● **Task prompt**: Write out each line in which the string "Dollars" is present.

begin

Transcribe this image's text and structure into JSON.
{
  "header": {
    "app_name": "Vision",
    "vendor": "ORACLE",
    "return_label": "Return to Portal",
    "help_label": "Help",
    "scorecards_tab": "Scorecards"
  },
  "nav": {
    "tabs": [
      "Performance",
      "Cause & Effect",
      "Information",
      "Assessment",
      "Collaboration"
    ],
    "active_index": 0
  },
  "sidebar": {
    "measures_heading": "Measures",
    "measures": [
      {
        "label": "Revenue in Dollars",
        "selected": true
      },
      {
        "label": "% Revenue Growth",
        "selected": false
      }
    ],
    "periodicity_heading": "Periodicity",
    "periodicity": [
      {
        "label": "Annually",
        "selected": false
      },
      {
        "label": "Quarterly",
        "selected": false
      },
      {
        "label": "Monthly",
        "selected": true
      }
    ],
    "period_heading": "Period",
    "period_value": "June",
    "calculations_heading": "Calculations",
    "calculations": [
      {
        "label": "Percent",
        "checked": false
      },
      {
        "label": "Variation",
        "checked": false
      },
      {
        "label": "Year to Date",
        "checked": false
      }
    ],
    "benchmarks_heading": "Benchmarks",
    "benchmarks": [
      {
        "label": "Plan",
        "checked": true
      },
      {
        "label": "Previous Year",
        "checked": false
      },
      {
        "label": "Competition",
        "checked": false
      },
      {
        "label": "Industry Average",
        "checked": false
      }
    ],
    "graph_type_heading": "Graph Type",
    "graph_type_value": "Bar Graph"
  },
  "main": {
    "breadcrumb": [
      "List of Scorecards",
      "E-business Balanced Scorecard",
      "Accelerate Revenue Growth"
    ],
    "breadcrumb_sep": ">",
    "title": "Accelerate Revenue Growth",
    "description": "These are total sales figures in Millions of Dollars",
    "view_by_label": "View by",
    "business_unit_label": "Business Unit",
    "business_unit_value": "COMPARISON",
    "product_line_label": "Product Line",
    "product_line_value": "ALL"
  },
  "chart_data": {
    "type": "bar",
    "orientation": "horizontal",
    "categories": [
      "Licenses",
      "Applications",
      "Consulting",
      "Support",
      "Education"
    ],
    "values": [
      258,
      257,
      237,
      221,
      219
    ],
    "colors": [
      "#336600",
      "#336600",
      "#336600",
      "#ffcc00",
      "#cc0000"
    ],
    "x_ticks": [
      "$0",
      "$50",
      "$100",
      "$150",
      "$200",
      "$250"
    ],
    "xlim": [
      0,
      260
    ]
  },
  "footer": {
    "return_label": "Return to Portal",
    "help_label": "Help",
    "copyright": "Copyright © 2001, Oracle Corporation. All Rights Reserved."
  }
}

end

● **Result of the exercise**:
        "label": "Revenue in Dollars",
    "description": "These are total sales figures in Millions of Dollars",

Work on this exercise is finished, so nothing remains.